• _SUPPLIED DATA_:
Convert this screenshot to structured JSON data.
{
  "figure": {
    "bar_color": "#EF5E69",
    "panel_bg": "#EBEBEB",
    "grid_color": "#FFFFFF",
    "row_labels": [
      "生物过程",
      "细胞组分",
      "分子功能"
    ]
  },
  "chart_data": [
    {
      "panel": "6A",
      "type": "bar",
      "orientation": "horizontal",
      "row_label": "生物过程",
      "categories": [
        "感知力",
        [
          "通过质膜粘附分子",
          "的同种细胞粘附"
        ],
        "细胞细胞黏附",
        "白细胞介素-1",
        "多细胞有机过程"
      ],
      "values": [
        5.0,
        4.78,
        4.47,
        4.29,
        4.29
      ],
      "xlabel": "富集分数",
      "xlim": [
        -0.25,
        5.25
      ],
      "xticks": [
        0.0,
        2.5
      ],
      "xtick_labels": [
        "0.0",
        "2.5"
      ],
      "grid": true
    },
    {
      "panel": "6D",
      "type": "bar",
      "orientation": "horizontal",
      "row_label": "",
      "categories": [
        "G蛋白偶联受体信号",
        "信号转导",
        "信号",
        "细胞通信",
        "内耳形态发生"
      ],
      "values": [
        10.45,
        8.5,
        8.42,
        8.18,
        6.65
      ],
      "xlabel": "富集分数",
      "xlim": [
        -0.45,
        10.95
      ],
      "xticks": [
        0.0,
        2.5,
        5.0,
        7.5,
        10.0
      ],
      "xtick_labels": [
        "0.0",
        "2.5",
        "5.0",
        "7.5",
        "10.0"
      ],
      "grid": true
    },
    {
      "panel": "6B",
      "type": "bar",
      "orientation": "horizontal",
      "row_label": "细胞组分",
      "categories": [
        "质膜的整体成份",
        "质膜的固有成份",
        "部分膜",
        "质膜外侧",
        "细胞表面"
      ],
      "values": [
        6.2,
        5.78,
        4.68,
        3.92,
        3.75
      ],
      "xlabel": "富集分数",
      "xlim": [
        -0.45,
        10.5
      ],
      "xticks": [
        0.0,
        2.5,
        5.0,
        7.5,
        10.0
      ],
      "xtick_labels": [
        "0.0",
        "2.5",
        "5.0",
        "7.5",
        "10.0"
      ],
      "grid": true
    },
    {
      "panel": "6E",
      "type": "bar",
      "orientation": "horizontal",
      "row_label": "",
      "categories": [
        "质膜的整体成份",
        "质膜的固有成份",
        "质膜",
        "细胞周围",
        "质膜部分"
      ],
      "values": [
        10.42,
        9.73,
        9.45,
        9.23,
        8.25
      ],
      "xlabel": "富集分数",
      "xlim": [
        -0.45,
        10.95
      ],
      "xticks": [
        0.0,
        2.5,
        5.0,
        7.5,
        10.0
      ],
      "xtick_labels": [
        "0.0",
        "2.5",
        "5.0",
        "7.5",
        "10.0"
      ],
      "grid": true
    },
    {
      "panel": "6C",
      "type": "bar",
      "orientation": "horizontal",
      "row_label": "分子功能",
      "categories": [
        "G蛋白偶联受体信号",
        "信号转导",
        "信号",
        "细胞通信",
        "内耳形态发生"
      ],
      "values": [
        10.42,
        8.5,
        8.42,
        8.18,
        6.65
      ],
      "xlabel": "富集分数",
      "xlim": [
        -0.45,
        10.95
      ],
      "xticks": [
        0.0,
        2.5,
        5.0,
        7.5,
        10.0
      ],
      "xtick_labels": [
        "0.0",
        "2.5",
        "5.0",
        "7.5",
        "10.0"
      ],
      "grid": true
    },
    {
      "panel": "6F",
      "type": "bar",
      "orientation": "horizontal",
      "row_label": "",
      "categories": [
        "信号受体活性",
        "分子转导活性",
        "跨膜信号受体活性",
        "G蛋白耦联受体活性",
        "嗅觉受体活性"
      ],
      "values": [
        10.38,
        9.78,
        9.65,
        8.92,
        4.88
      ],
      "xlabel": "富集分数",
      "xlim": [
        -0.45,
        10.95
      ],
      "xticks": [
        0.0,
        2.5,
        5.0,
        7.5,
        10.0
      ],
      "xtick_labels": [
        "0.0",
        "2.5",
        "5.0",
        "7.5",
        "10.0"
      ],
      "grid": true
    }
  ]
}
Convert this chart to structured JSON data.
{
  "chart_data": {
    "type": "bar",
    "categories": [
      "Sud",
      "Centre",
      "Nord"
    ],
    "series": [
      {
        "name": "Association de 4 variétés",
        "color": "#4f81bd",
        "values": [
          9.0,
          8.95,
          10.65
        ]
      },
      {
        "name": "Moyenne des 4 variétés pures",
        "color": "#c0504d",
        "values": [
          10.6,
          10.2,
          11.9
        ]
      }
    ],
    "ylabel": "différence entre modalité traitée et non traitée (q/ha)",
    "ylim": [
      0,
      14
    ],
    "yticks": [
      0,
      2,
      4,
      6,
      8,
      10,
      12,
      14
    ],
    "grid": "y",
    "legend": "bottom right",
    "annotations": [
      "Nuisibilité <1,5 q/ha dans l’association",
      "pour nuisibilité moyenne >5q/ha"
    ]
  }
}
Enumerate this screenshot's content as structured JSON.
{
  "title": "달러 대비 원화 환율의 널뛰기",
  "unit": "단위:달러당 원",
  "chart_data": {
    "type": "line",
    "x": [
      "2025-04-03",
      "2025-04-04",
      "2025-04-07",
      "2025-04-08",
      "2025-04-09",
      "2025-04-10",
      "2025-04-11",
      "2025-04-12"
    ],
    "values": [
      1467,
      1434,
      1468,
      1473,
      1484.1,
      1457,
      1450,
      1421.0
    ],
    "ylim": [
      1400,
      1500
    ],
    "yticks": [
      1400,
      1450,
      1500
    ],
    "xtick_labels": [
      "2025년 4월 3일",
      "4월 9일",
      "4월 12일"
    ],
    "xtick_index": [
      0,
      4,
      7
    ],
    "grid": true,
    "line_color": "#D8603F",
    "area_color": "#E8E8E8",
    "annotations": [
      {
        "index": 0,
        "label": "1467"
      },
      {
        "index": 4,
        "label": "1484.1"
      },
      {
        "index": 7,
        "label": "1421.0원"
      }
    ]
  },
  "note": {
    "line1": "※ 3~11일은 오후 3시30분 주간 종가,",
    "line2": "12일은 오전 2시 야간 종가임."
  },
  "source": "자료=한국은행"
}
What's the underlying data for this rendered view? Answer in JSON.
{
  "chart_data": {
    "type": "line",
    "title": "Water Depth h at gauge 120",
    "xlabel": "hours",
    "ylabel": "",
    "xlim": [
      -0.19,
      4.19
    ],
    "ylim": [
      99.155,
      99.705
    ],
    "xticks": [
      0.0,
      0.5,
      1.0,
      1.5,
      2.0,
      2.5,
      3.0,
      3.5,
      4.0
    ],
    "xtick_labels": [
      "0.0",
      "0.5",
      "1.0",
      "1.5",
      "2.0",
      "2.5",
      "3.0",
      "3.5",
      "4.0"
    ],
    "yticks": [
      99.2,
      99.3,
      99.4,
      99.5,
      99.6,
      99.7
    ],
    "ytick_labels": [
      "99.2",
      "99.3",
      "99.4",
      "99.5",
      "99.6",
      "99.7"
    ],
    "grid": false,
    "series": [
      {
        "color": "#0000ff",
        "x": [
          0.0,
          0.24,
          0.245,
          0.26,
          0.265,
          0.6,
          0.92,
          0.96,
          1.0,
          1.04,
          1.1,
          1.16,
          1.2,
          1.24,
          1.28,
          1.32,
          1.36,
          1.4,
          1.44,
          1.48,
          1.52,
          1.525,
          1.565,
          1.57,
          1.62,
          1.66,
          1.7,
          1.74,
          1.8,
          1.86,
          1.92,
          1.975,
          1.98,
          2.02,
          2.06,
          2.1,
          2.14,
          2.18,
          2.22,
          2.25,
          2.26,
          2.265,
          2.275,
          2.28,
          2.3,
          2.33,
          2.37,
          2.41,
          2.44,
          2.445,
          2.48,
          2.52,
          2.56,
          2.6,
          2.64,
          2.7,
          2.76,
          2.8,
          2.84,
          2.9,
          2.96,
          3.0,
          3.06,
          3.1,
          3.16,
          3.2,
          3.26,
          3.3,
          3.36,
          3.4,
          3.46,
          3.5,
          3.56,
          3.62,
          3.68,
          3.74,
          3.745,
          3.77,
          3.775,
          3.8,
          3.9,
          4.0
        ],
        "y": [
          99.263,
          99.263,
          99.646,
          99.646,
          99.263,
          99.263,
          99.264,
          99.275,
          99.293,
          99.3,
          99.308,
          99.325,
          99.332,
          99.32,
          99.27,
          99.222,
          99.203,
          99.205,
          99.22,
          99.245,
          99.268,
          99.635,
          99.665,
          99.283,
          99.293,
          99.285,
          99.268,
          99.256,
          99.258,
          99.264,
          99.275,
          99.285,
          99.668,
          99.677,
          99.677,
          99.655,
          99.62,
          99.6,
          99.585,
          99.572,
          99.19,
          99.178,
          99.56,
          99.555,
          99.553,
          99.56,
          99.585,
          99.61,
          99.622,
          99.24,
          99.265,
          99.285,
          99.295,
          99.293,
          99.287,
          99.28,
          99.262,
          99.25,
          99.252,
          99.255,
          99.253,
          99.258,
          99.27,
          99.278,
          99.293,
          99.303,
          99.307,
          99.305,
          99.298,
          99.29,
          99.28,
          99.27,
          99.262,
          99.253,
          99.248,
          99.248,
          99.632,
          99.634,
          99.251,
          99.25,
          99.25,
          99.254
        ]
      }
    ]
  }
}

• _EXERCISE INSTRUCTIONS_: Search the data for the string "structured". List each line that has it.

• _FINAL RESULT_:
Convert this screenshot to structured JSON data.
Convert this chart to structured JSON data.
Enumerate this screenshot's content as structured JSON.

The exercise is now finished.